> _What is expected_
Gather every line from the entries below that includes "name".

> _Items from a figure collection_
..............................

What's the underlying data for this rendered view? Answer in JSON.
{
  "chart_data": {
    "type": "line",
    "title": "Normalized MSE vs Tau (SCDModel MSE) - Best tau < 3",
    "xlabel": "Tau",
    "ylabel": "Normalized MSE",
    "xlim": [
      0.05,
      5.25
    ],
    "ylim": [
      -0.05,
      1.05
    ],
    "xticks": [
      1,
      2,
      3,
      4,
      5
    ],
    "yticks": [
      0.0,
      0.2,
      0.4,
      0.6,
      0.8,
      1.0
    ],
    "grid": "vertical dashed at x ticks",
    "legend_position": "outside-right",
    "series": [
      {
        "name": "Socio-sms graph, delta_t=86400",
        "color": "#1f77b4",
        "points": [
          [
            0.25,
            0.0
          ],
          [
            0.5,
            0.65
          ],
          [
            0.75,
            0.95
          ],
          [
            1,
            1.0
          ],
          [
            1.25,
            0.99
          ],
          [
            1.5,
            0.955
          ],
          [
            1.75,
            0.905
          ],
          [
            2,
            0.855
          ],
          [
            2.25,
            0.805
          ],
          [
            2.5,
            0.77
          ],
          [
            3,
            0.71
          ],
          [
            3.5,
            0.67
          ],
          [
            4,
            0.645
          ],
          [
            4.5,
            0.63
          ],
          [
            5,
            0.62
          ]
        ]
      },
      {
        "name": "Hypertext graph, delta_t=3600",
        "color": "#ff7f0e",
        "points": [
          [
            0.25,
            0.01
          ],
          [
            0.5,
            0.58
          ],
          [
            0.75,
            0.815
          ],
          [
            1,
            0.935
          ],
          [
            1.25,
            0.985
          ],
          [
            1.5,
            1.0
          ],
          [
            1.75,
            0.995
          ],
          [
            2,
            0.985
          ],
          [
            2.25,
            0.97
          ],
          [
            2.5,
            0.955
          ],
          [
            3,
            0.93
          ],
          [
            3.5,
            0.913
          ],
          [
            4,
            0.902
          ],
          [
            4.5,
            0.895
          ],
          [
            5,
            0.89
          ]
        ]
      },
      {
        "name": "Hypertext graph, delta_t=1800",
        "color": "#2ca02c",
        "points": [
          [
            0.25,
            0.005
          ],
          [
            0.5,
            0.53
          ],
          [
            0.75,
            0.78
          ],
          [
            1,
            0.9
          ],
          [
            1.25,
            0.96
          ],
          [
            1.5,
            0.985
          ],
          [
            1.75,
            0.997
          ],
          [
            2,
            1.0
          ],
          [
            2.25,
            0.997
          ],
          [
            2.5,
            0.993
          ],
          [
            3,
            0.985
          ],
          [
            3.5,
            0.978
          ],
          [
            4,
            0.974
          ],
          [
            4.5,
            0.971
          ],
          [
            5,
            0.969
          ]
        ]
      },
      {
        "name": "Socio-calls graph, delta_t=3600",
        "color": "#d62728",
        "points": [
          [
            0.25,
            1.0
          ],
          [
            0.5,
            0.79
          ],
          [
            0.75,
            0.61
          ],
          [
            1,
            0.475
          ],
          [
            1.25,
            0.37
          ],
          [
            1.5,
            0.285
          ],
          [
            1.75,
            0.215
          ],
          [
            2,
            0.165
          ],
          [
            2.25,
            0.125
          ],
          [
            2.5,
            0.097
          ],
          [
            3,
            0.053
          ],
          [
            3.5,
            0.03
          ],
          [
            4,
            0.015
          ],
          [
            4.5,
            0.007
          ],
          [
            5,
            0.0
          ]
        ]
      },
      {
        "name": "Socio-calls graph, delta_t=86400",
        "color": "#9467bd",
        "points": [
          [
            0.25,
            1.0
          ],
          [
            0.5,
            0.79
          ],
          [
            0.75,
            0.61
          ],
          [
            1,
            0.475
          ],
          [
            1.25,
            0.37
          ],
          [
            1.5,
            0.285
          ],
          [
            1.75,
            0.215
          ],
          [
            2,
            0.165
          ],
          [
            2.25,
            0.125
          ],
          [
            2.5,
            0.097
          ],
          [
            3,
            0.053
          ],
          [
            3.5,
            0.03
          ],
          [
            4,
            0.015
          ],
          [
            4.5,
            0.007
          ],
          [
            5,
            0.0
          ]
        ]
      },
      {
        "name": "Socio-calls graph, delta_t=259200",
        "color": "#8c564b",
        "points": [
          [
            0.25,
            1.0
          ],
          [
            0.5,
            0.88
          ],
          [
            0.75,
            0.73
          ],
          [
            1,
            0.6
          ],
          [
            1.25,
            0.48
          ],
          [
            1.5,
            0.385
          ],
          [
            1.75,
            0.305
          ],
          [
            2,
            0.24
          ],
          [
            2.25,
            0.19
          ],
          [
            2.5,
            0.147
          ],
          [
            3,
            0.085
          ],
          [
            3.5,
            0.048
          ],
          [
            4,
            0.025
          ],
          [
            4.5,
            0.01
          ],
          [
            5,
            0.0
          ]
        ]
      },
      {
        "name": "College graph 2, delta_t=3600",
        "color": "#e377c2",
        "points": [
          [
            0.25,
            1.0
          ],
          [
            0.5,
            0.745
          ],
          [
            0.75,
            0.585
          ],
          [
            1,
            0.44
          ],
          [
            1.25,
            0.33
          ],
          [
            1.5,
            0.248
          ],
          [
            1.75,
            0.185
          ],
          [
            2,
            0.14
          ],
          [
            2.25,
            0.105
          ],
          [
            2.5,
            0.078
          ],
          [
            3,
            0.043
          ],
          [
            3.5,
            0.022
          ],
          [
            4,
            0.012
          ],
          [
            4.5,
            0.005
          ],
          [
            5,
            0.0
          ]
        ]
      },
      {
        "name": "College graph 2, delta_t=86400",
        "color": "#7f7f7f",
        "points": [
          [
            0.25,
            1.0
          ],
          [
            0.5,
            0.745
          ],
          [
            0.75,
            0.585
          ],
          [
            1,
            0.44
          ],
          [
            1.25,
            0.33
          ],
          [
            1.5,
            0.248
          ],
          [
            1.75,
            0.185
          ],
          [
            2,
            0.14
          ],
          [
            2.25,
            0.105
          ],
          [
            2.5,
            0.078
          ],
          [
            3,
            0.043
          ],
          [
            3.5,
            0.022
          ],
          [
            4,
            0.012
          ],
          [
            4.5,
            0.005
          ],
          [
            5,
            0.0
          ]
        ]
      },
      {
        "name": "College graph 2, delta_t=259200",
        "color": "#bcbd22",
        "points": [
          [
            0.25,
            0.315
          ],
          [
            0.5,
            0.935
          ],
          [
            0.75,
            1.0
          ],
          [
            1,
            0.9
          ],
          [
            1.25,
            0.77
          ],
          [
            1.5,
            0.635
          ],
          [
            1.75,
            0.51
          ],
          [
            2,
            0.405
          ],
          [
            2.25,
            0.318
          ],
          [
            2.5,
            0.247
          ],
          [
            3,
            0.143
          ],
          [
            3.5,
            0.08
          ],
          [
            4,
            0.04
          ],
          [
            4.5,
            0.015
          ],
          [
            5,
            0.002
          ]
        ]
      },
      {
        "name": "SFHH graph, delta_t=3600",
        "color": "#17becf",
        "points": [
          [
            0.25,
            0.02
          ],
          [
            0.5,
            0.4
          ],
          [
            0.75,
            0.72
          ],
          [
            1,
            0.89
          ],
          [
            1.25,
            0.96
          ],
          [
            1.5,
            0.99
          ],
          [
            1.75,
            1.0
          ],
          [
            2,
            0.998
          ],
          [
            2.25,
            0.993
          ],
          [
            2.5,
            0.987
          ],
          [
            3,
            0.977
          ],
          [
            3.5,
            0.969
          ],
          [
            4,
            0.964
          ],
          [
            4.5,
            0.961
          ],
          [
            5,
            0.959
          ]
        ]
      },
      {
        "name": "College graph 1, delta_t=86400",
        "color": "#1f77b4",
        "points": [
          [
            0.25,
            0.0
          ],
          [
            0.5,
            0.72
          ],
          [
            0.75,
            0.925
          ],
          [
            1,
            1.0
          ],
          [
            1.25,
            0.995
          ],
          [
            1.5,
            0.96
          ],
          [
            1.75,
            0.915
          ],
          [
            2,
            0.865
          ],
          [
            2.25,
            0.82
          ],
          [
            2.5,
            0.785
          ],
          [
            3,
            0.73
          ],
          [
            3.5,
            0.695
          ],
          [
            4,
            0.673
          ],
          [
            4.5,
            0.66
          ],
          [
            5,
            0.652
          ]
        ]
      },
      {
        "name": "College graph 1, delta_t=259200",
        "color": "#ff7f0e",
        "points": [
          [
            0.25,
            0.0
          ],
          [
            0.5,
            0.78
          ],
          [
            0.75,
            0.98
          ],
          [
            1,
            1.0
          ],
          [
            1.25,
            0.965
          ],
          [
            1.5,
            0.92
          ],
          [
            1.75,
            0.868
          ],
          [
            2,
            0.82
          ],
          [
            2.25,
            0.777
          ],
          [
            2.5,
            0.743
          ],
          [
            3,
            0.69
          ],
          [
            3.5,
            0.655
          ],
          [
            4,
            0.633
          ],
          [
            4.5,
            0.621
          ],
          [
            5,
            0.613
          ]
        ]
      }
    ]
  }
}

..............................

> _The answer_
        "name": "Socio-sms graph, delta_t=86400",
        "name": "Hypertext graph, delta_t=3600",
        "name": "Hypertext graph, delta_t=1800",
        "name": "Socio-calls graph, delta_t=3600",
        "name": "Socio-calls graph, delta_t=86400",
        "name": "Socio-calls graph, delta_t=259200",
        "name": "College graph 2, delta_t=3600",
        "name": "College graph 2, delta_t=86400",
        "name": "College graph 2, delta_t=259200",
        "name": "SFHH graph, delta_t=3600",
        "name": "College graph 1, delta_t=86400",
        "name": "College graph 1, delta_t=259200",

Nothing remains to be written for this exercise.